Find the lines of data that contain the string "wind", then list them.

** start DATASET EXTRACT **

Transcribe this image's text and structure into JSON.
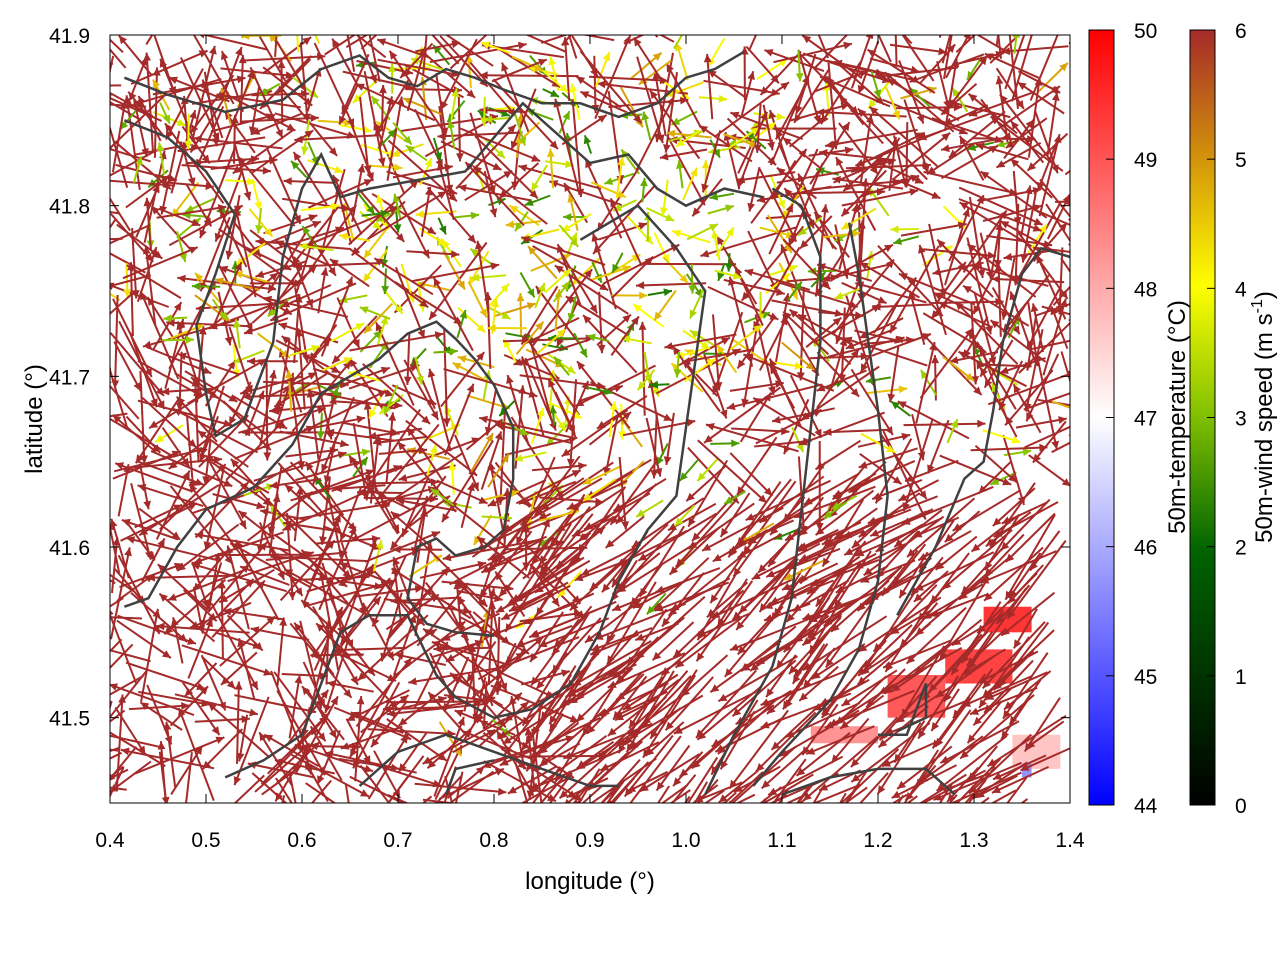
{
  "chart_data": {
    "type": "vector-field",
    "xlabel": "longitude (°)",
    "ylabel": "latitude (°)",
    "xlim": [
      0.4,
      1.4
    ],
    "ylim": [
      41.45,
      41.9
    ],
    "x_ticks": [
      {
        "value": 0.4,
        "label": "0.4"
      },
      {
        "value": 0.5,
        "label": "0.5"
      },
      {
        "value": 0.6,
        "label": "0.6"
      },
      {
        "value": 0.7,
        "label": "0.7"
      },
      {
        "value": 0.8,
        "label": "0.8"
      },
      {
        "value": 0.9,
        "label": "0.9"
      },
      {
        "value": 1.0,
        "label": "1.0"
      },
      {
        "value": 1.1,
        "label": "1.1"
      },
      {
        "value": 1.2,
        "label": "1.2"
      },
      {
        "value": 1.3,
        "label": "1.3"
      },
      {
        "value": 1.4,
        "label": "1.4"
      }
    ],
    "y_ticks": [
      {
        "value": 41.5,
        "label": "41.5"
      },
      {
        "value": 41.6,
        "label": "41.6"
      },
      {
        "value": 41.7,
        "label": "41.7"
      },
      {
        "value": 41.8,
        "label": "41.8"
      },
      {
        "value": 41.9,
        "label": "41.9"
      }
    ],
    "colorbars": [
      {
        "label": "50m-temperature (°C)",
        "range": [
          44,
          50
        ],
        "ticks": [
          {
            "value": 44,
            "label": "44"
          },
          {
            "value": 45,
            "label": "45"
          },
          {
            "value": 46,
            "label": "46"
          },
          {
            "value": 47,
            "label": "47"
          },
          {
            "value": 48,
            "label": "48"
          },
          {
            "value": 49,
            "label": "49"
          },
          {
            "value": 50,
            "label": "50"
          }
        ],
        "colormap": [
          "#0000ff",
          "#ffffff",
          "#ff0000"
        ]
      },
      {
        "label": "50m-wind speed (m s",
        "label_sup": "-1",
        "label_end": ")",
        "range": [
          0,
          6
        ],
        "ticks": [
          {
            "value": 0,
            "label": "0"
          },
          {
            "value": 1,
            "label": "1"
          },
          {
            "value": 2,
            "label": "2"
          },
          {
            "value": 3,
            "label": "3"
          },
          {
            "value": 4,
            "label": "4"
          },
          {
            "value": 5,
            "label": "5"
          },
          {
            "value": 6,
            "label": "6"
          }
        ],
        "colormap": [
          "#000000",
          "#006400",
          "#7fbf00",
          "#ffff00",
          "#d4960a",
          "#a52a2a"
        ]
      }
    ],
    "contour_color": "#404040",
    "contours": [
      [
        [
          0.415,
          41.875
        ],
        [
          0.46,
          41.865
        ],
        [
          0.52,
          41.855
        ],
        [
          0.58,
          41.862
        ],
        [
          0.62,
          41.88
        ],
        [
          0.66,
          41.888
        ],
        [
          0.69,
          41.875
        ],
        [
          0.72,
          41.87
        ],
        [
          0.75,
          41.88
        ],
        [
          0.78,
          41.875
        ],
        [
          0.81,
          41.868
        ],
        [
          0.85,
          41.86
        ],
        [
          0.89,
          41.86
        ],
        [
          0.93,
          41.852
        ],
        [
          0.97,
          41.86
        ],
        [
          1.0,
          41.875
        ],
        [
          1.03,
          41.88
        ],
        [
          1.06,
          41.89
        ]
      ],
      [
        [
          0.415,
          41.85
        ],
        [
          0.46,
          41.84
        ],
        [
          0.5,
          41.82
        ],
        [
          0.53,
          41.795
        ],
        [
          0.51,
          41.76
        ],
        [
          0.49,
          41.73
        ],
        [
          0.5,
          41.69
        ],
        [
          0.51,
          41.665
        ],
        [
          0.54,
          41.675
        ],
        [
          0.57,
          41.72
        ],
        [
          0.58,
          41.77
        ],
        [
          0.6,
          41.81
        ],
        [
          0.62,
          41.83
        ],
        [
          0.64,
          41.805
        ],
        [
          0.67,
          41.81
        ],
        [
          0.72,
          41.815
        ],
        [
          0.77,
          41.82
        ],
        [
          0.8,
          41.84
        ],
        [
          0.83,
          41.86
        ],
        [
          0.86,
          41.845
        ],
        [
          0.9,
          41.825
        ],
        [
          0.94,
          41.83
        ],
        [
          0.97,
          41.81
        ],
        [
          1.0,
          41.8
        ],
        [
          1.04,
          41.81
        ],
        [
          1.08,
          41.805
        ]
      ],
      [
        [
          0.415,
          41.565
        ],
        [
          0.44,
          41.57
        ],
        [
          0.47,
          41.6
        ],
        [
          0.5,
          41.622
        ],
        [
          0.55,
          41.635
        ],
        [
          0.59,
          41.66
        ],
        [
          0.62,
          41.69
        ],
        [
          0.65,
          41.7
        ],
        [
          0.68,
          41.71
        ],
        [
          0.71,
          41.725
        ],
        [
          0.74,
          41.732
        ],
        [
          0.76,
          41.722
        ],
        [
          0.78,
          41.71
        ],
        [
          0.8,
          41.695
        ],
        [
          0.82,
          41.67
        ],
        [
          0.82,
          41.64
        ],
        [
          0.81,
          41.61
        ],
        [
          0.79,
          41.6
        ],
        [
          0.76,
          41.595
        ],
        [
          0.74,
          41.605
        ],
        [
          0.72,
          41.6
        ],
        [
          0.71,
          41.57
        ],
        [
          0.73,
          41.555
        ],
        [
          0.76,
          41.55
        ],
        [
          0.8,
          41.548
        ]
      ],
      [
        [
          0.52,
          41.465
        ],
        [
          0.56,
          41.475
        ],
        [
          0.6,
          41.49
        ],
        [
          0.62,
          41.52
        ],
        [
          0.64,
          41.55
        ],
        [
          0.67,
          41.56
        ],
        [
          0.71,
          41.56
        ],
        [
          0.74,
          41.525
        ],
        [
          0.76,
          41.512
        ],
        [
          0.8,
          41.5
        ],
        [
          0.84,
          41.505
        ],
        [
          0.88,
          41.52
        ],
        [
          0.91,
          41.55
        ],
        [
          0.93,
          41.58
        ],
        [
          0.96,
          41.61
        ],
        [
          0.99,
          41.63
        ],
        [
          1.0,
          41.67
        ],
        [
          1.01,
          41.71
        ],
        [
          1.02,
          41.75
        ],
        [
          0.99,
          41.775
        ],
        [
          0.95,
          41.8
        ],
        [
          0.92,
          41.79
        ],
        [
          0.89,
          41.78
        ]
      ],
      [
        [
          0.66,
          41.46
        ],
        [
          0.7,
          41.48
        ],
        [
          0.75,
          41.49
        ],
        [
          0.8,
          41.48
        ],
        [
          0.85,
          41.47
        ],
        [
          0.9,
          41.46
        ],
        [
          0.93,
          41.46
        ]
      ],
      [
        [
          0.75,
          41.455
        ],
        [
          0.76,
          41.47
        ],
        [
          0.8,
          41.475
        ]
      ],
      [
        [
          1.02,
          41.455
        ],
        [
          1.05,
          41.49
        ],
        [
          1.09,
          41.53
        ],
        [
          1.11,
          41.57
        ],
        [
          1.12,
          41.62
        ],
        [
          1.13,
          41.67
        ],
        [
          1.14,
          41.72
        ],
        [
          1.14,
          41.77
        ],
        [
          1.12,
          41.8
        ],
        [
          1.09,
          41.81
        ]
      ],
      [
        [
          1.1,
          41.455
        ],
        [
          1.15,
          41.465
        ],
        [
          1.2,
          41.47
        ],
        [
          1.25,
          41.47
        ],
        [
          1.28,
          41.455
        ]
      ],
      [
        [
          1.07,
          41.46
        ],
        [
          1.1,
          41.48
        ],
        [
          1.15,
          41.51
        ],
        [
          1.18,
          41.54
        ],
        [
          1.2,
          41.58
        ],
        [
          1.21,
          41.63
        ],
        [
          1.2,
          41.68
        ],
        [
          1.19,
          41.72
        ],
        [
          1.18,
          41.76
        ],
        [
          1.17,
          41.79
        ]
      ],
      [
        [
          1.2,
          41.49
        ],
        [
          1.23,
          41.49
        ],
        [
          1.25,
          41.52
        ],
        [
          1.25,
          41.5
        ],
        [
          1.22,
          41.492
        ]
      ],
      [
        [
          1.22,
          41.56
        ],
        [
          1.26,
          41.6
        ],
        [
          1.29,
          41.64
        ],
        [
          1.31,
          41.65
        ],
        [
          1.32,
          41.68
        ],
        [
          1.33,
          41.72
        ],
        [
          1.35,
          41.76
        ],
        [
          1.37,
          41.775
        ],
        [
          1.4,
          41.77
        ]
      ]
    ],
    "temperature_patches": [
      {
        "lon": 1.13,
        "lat": 41.485,
        "w": 0.07,
        "h": 0.01,
        "value": 48.5
      },
      {
        "lon": 1.21,
        "lat": 41.5,
        "w": 0.06,
        "h": 0.025,
        "value": 49.3
      },
      {
        "lon": 1.27,
        "lat": 41.52,
        "w": 0.07,
        "h": 0.02,
        "value": 49.6
      },
      {
        "lon": 1.31,
        "lat": 41.55,
        "w": 0.05,
        "h": 0.015,
        "value": 49.8
      },
      {
        "lon": 1.34,
        "lat": 41.47,
        "w": 0.05,
        "h": 0.02,
        "value": 47.8
      },
      {
        "lon": 1.35,
        "lat": 41.465,
        "w": 0.01,
        "h": 0.008,
        "value": 45.5
      }
    ],
    "vectors": {
      "count": 2200,
      "dominant_speed": 6,
      "description": "dense wind vectors colored by speed; predominantly 6 m/s (brown), with weaker yellow/green vectors in the northern and central area"
    }
  }
}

** end DATASET EXTRACT **

### ANSWER FOR THE TASK
        "label": "50m-wind speed (m s",
      "description": "dense wind vectors colored by speed; predominantly 6 m/s (brown), with weaker yellow/green vectors in the northern and central area"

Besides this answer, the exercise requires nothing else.